Instruction
Pull out every line below that contains the word "London".

Stored records
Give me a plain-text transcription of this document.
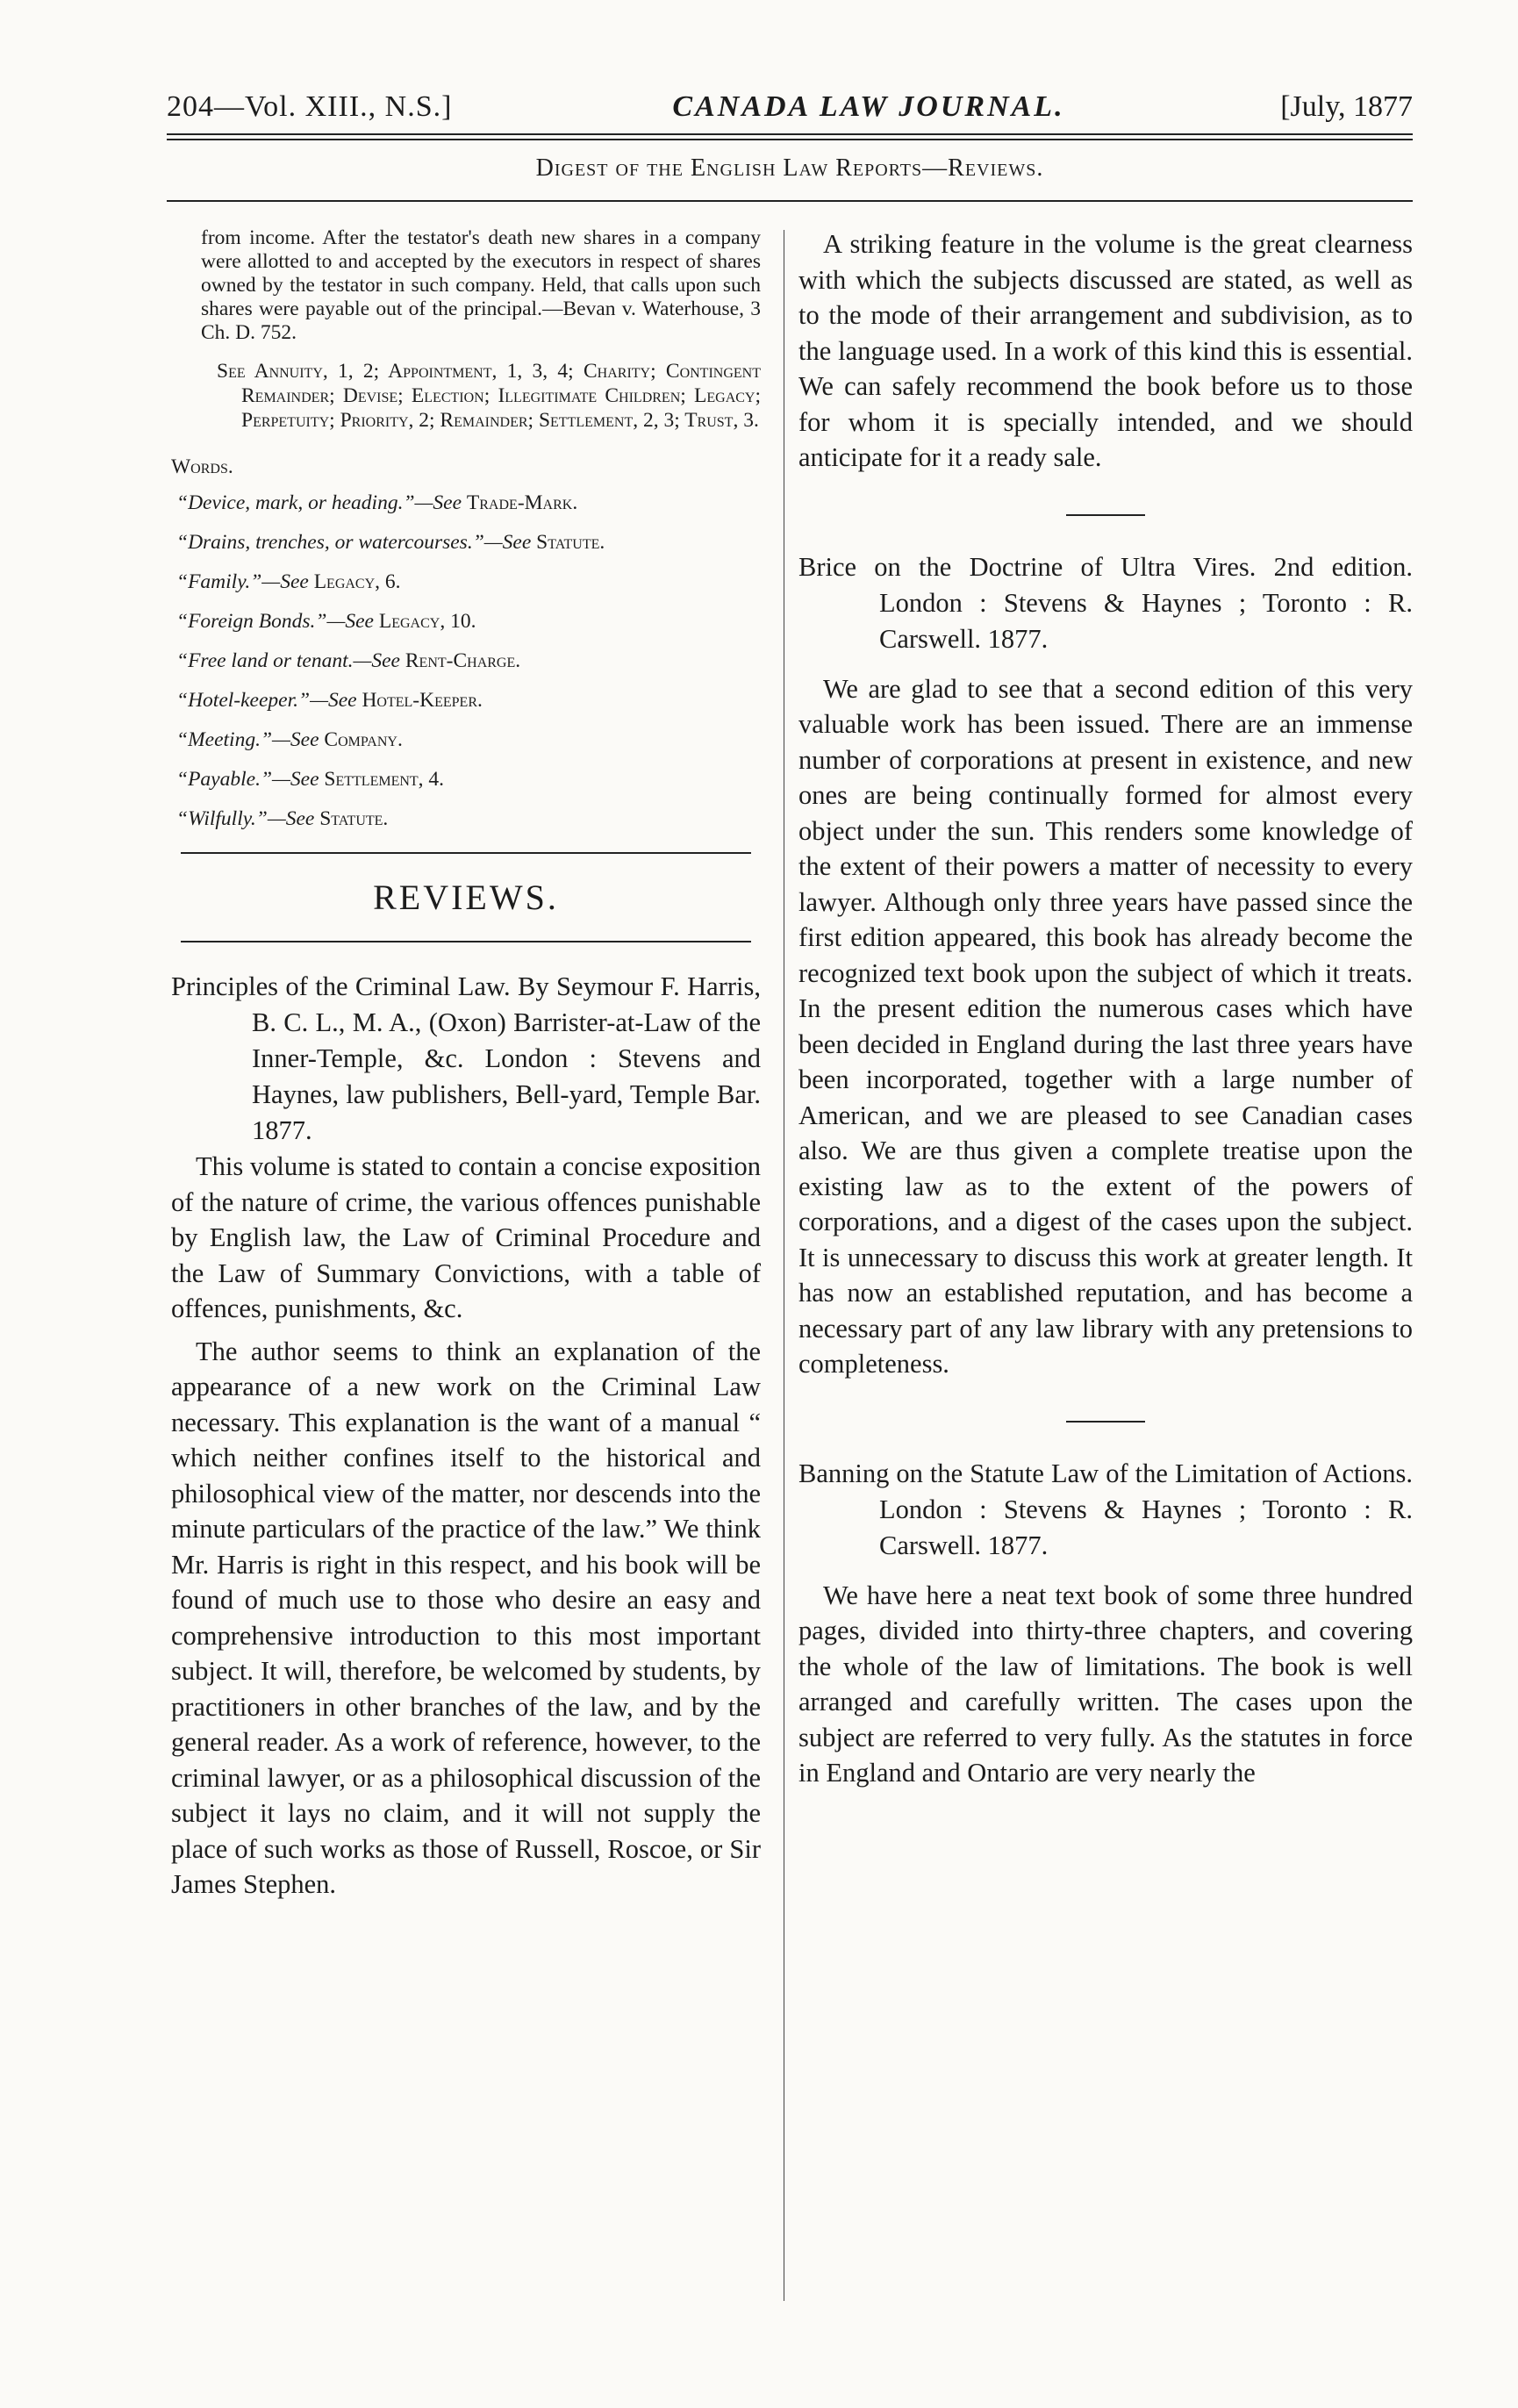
204—Vol. XIII., N.S.]	CANADA LAW JOURNAL.	[July, 1877
Digest of the English Law Reports—Reviews.

from income. After the testator's death new shares in a company were allotted to and accepted by the executors in respect of shares owned by the testator in such company. Held, that calls upon such shares were payable out of the principal.—Bevan v. Waterhouse, 3 Ch. D. 752.

See Annuity, 1, 2; Appointment, 1, 3, 4; Charity; Contingent Remainder; Devise; Election; Illegitimate Children; Legacy; Perpetuity; Priority, 2; Remainder; Settlement, 2, 3; Trust, 3.

Words.
“Device, mark, or heading.”—See Trade-Mark.
“Drains, trenches, or watercourses.”—See Statute.
“Family.”—See Legacy, 6.
“Foreign Bonds.”—See Legacy, 10.
“Free land or tenant.—See Rent-Charge.
“Hotel-keeper.”—See Hotel-Keeper.
“Meeting.”—See Company.
“Payable.”—See Settlement, 4.
“Wilfully.”—See Statute.
REVIEWS.

Principles of the Criminal Law. By Seymour F. Harris, B. C. L., M. A., (Oxon) Barrister-at-Law of the Inner-Temple, &c. London : Stevens and Haynes, law publishers, Bell-yard, Temple Bar. 1877.

This volume is stated to contain a concise exposition of the nature of crime, the various offences punishable by English law, the Law of Criminal Procedure and the Law of Summary Convictions, with a table of offences, punishments, &c.

The author seems to think an explanation of the appearance of a new work on the Criminal Law necessary. This explanation is the want of a manual “ which neither confines itself to the historical and philosophical view of the matter, nor descends into the minute particulars of the practice of the law.” We think Mr. Harris is right in this respect, and his book will be found of much use to those who desire an easy and comprehensive introduction to this most important subject. It will, therefore, be welcomed by students, by practitioners in other branches of the law, and by the general reader. As a work of reference, however, to the criminal lawyer, or as a philosophical discussion of the subject it lays no claim, and it will not supply the place of such works as those of Russell, Roscoe, or Sir James Stephen.

A striking feature in the volume is the great clearness with which the subjects discussed are stated, as well as to the mode of their arrangement and subdivision, as to the language used. In a work of this kind this is essential. We can safely recommend the book before us to those for whom it is specially intended, and we should anticipate for it a ready sale.

Brice on the Doctrine of Ultra Vires. 2nd edition. London : Stevens & Haynes ; Toronto : R. Carswell. 1877.

We are glad to see that a second edition of this very valuable work has been issued. There are an immense number of corporations at present in existence, and new ones are being continually formed for almost every object under the sun. This renders some knowledge of the extent of their powers a matter of necessity to every lawyer. Although only three years have passed since the first edition appeared, this book has already become the recognized text book upon the subject of which it treats. In the present edition the numerous cases which have been decided in England during the last three years have been incorporated, together with a large number of American, and we are pleased to see Canadian cases also. We are thus given a complete treatise upon the existing law as to the extent of the powers of corporations, and a digest of the cases upon the subject. It is unnecessary to discuss this work at greater length. It has now an established reputation, and has become a necessary part of any law library with any pretensions to completeness.

Banning on the Statute Law of the Limitation of Actions. London : Stevens & Haynes ; Toronto : R. Carswell. 1877.

We have here a neat text book of some three hundred pages, divided into thirty-three chapters, and covering the whole of the law of limitations. The book is well arranged and carefully written. The cases upon the subject are referred to very fully. As the statutes in force in England and Ontario are very nearly the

Exercise result
Principles of the Criminal Law. By Seymour F. Harris, B. C. L., M. A., (Oxon) Barrister-at-Law of the Inner-Temple, &c. London : Stevens and Haynes, law publishers, Bell-yard, Temple Bar. 1877.
Brice on the Doctrine of Ultra Vires. 2nd edition. London : Stevens & Haynes ; Toronto : R. Carswell. 1877.
Banning on the Statute Law of the Limitation of Actions. London : Stevens & Haynes ; Toronto : R. Carswell. 1877.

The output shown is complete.